Stated goal - Each entry must be given again exactly; images do not belong in the copy.

Data supplied -
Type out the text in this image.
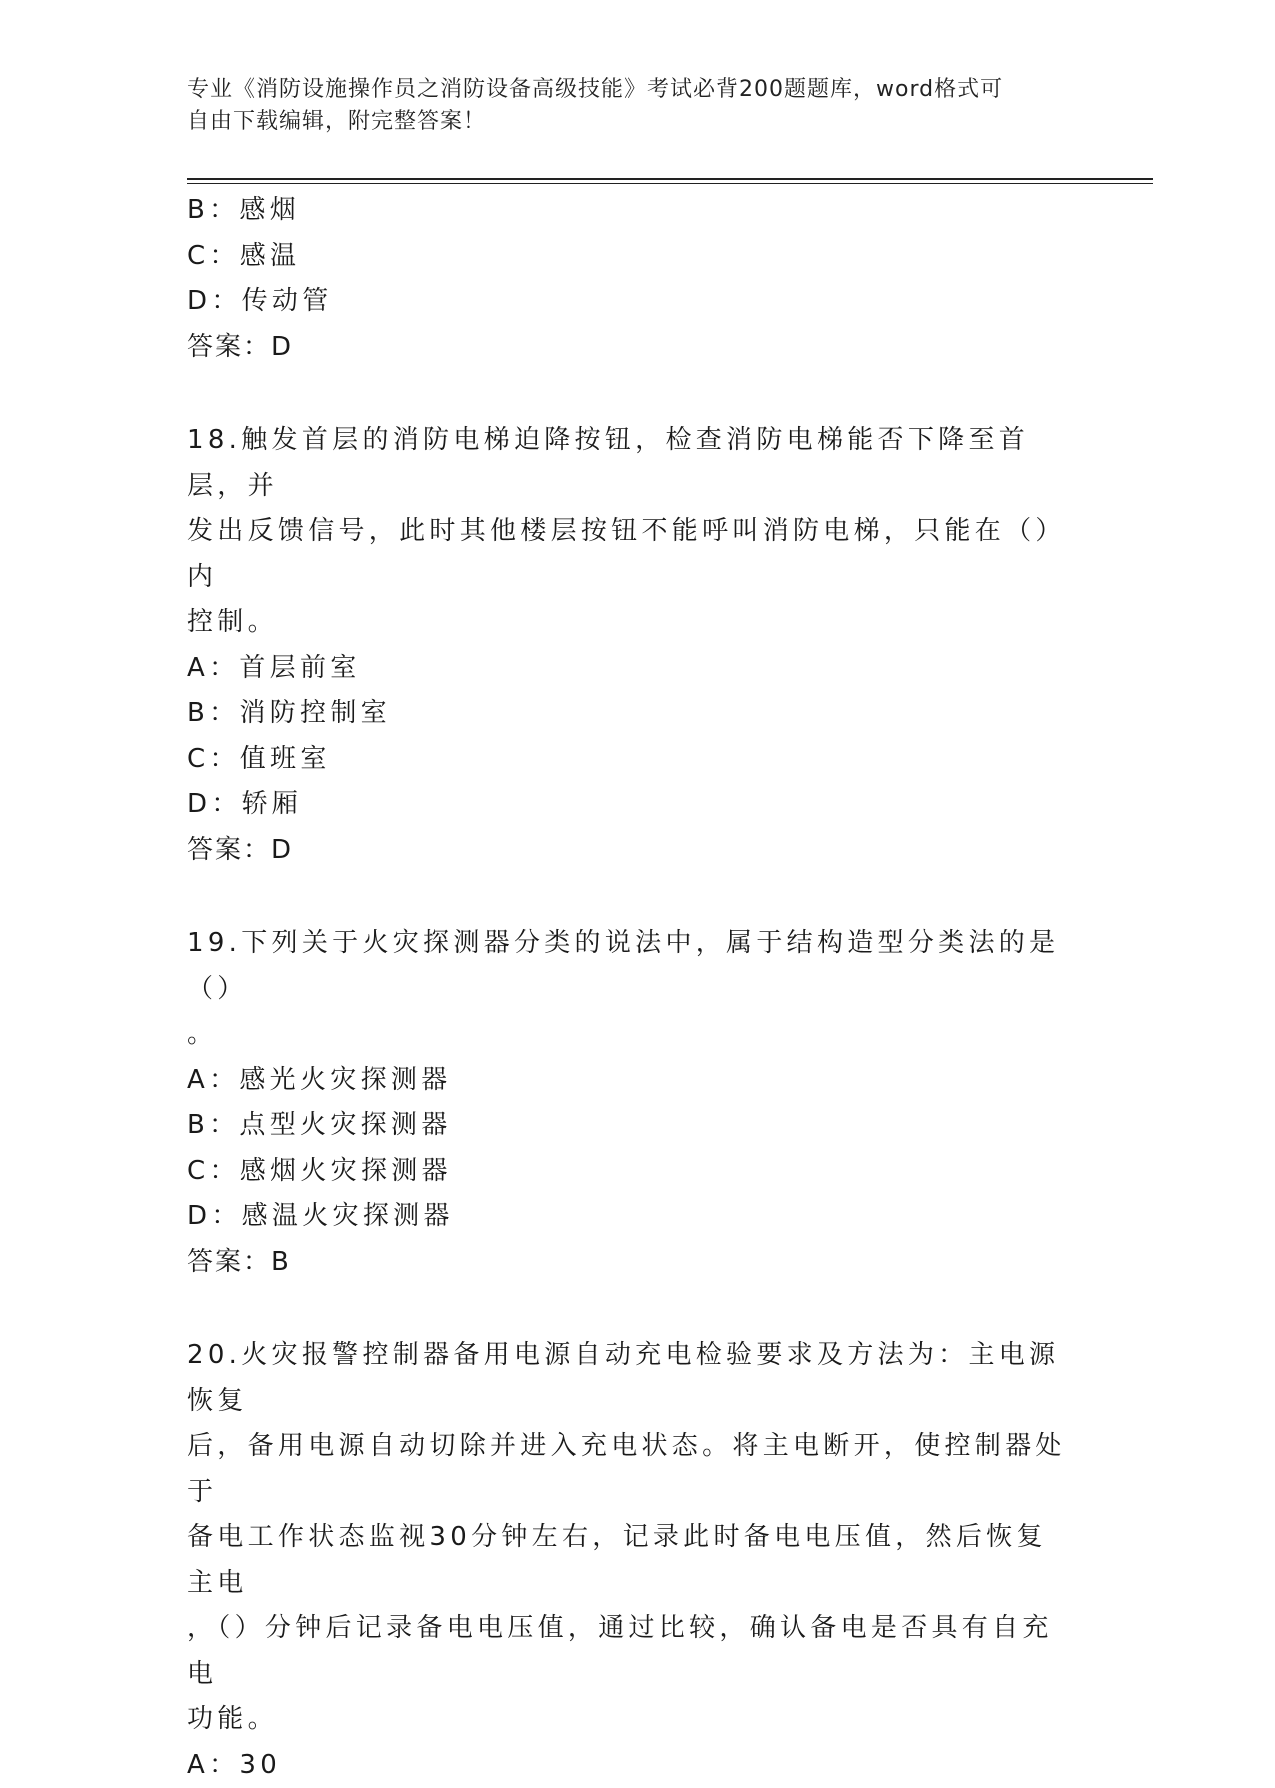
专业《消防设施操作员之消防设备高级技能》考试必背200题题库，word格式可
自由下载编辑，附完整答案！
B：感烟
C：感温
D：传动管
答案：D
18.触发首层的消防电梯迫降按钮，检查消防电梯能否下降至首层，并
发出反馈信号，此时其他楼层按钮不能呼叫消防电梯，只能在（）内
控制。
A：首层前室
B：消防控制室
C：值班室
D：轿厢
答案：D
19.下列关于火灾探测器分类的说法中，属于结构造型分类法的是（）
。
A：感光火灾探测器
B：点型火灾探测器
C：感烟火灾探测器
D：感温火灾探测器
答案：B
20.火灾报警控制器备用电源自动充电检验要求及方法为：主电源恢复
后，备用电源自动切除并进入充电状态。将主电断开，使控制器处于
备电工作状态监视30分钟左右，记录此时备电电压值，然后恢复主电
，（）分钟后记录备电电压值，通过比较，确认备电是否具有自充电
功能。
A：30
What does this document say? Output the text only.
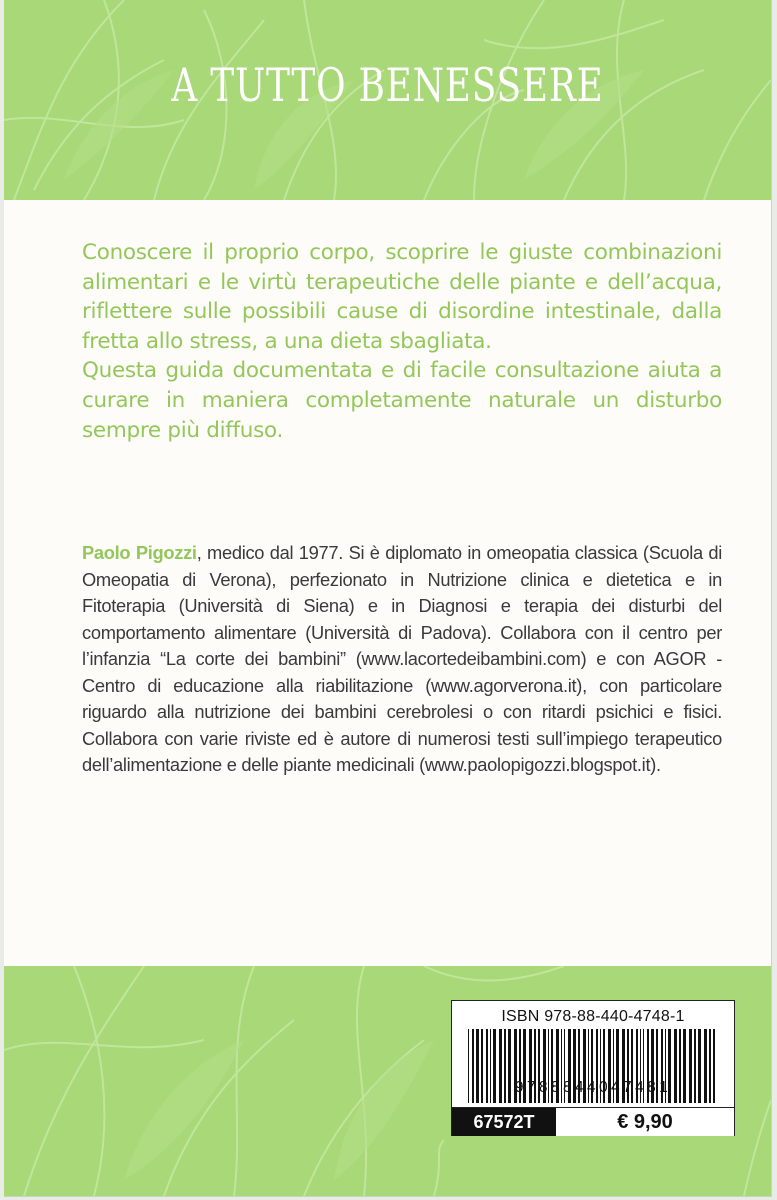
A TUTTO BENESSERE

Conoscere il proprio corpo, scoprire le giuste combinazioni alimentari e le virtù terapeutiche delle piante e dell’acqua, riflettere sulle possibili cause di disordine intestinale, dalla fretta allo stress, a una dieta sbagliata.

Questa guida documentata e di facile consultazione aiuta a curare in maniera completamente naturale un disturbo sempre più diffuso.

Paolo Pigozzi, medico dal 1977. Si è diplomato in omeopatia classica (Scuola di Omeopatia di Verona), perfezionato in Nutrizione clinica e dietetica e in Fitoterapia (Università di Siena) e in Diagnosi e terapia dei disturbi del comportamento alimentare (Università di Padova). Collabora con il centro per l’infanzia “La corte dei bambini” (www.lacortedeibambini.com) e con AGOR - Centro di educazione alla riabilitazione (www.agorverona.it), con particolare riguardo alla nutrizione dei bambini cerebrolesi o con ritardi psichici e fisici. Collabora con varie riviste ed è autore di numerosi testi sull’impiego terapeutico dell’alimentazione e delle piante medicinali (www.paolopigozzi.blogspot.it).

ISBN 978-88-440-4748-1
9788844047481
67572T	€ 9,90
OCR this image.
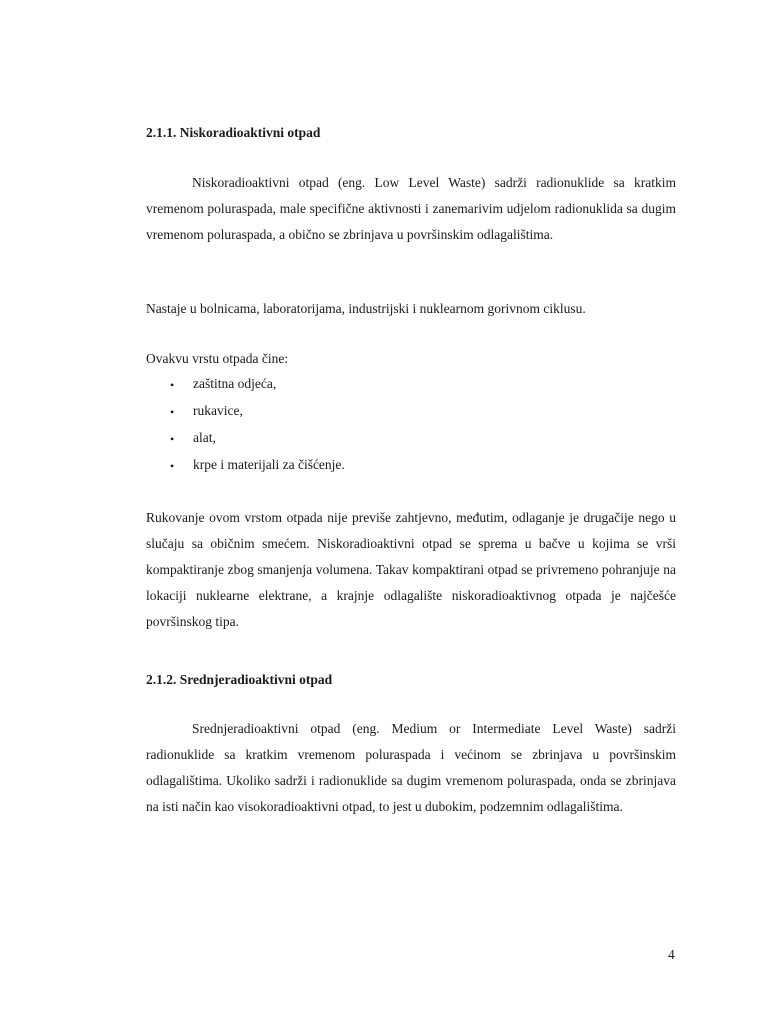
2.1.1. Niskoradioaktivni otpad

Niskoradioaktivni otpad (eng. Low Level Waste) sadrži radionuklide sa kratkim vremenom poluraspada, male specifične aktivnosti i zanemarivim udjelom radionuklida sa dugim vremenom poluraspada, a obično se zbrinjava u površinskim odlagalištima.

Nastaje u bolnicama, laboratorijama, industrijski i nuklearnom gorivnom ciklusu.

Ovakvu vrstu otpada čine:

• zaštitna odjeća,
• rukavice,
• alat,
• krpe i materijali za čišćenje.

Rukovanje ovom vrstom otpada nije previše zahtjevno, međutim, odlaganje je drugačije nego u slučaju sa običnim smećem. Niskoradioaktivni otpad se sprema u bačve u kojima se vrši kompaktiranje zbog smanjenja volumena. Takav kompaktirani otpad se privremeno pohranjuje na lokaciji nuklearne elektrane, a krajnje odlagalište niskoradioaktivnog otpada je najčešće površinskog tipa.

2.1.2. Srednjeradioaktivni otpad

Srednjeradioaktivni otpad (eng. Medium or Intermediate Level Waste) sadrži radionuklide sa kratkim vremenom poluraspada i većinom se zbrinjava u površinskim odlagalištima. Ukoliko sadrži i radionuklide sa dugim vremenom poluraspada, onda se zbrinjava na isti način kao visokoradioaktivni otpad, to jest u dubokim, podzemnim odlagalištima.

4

Task solution -
Type out the text in this image.
专业《消防设施操作员之消防设备高级技能》考试必背200题题库，word格式可
自由下载编辑，附完整答案！
B：感烟
C：感温
D：传动管
答案：D
18.触发首层的消防电梯迫降按钮，检查消防电梯能否下降至首层，并
发出反馈信号，此时其他楼层按钮不能呼叫消防电梯，只能在（）内
控制。
A：首层前室
B：消防控制室
C：值班室
D：轿厢
答案：D
19.下列关于火灾探测器分类的说法中，属于结构造型分类法的是（）
。
A：感光火灾探测器
B：点型火灾探测器
C：感烟火灾探测器
D：感温火灾探测器
答案：B
20.火灾报警控制器备用电源自动充电检验要求及方法为：主电源恢复
后，备用电源自动切除并进入充电状态。将主电断开，使控制器处于
备电工作状态监视30分钟左右，记录此时备电电压值，然后恢复主电
，（）分钟后记录备电电压值，通过比较，确认备电是否具有自充电
功能。
A：30
What does this document say? Output the text only.
A TUTTO BENESSERE

Conoscere il proprio corpo, scoprire le giuste combinazioni alimentari e le virtù terapeutiche delle piante e dell’acqua, riflettere sulle possibili cause di disordine intestinale, dalla fretta allo stress, a una dieta sbagliata.

Questa guida documentata e di facile consultazione aiuta a curare in maniera completamente naturale un disturbo sempre più diffuso.

Paolo Pigozzi, medico dal 1977. Si è diplomato in omeopatia classica (Scuola di Omeopatia di Verona), perfezionato in Nutrizione clinica e dietetica e in Fitoterapia (Università di Siena) e in Diagnosi e terapia dei disturbi del comportamento alimentare (Università di Padova). Collabora con il centro per l’infanzia “La corte dei bambini” (www.lacortedeibambini.com) e con AGOR - Centro di educazione alla riabilitazione (www.agorverona.it), con particolare riguardo alla nutrizione dei bambini cerebrolesi o con ritardi psichici e fisici. Collabora con varie riviste ed è autore di numerosi testi sull’impiego terapeutico dell’alimentazione e delle piante medicinali (www.paolopigozzi.blogspot.it).

ISBN 978-88-440-4748-1
9788844047481
67572T	€ 9,90
OCR this image.
2.1.1. Niskoradioaktivni otpad

Niskoradioaktivni otpad (eng. Low Level Waste) sadrži radionuklide sa kratkim vremenom poluraspada, male specifične aktivnosti i zanemarivim udjelom radionuklida sa dugim vremenom poluraspada, a obično se zbrinjava u površinskim odlagalištima.

Nastaje u bolnicama, laboratorijama, industrijski i nuklearnom gorivnom ciklusu.

Ovakvu vrstu otpada čine:

• zaštitna odjeća,
• rukavice,
• alat,
• krpe i materijali za čišćenje.

Rukovanje ovom vrstom otpada nije previše zahtjevno, međutim, odlaganje je drugačije nego u slučaju sa običnim smećem. Niskoradioaktivni otpad se sprema u bačve u kojima se vrši kompaktiranje zbog smanjenja volumena. Takav kompaktirani otpad se privremeno pohranjuje na lokaciji nuklearne elektrane, a krajnje odlagalište niskoradioaktivnog otpada je najčešće površinskog tipa.

2.1.2. Srednjeradioaktivni otpad

Srednjeradioaktivni otpad (eng. Medium or Intermediate Level Waste) sadrži radionuklide sa kratkim vremenom poluraspada i većinom se zbrinjava u površinskim odlagalištima. Ukoliko sadrži i radionuklide sa dugim vremenom poluraspada, onda se zbrinjava na isti način kao visokoradioaktivni otpad, to jest u dubokim, podzemnim odlagalištima.

4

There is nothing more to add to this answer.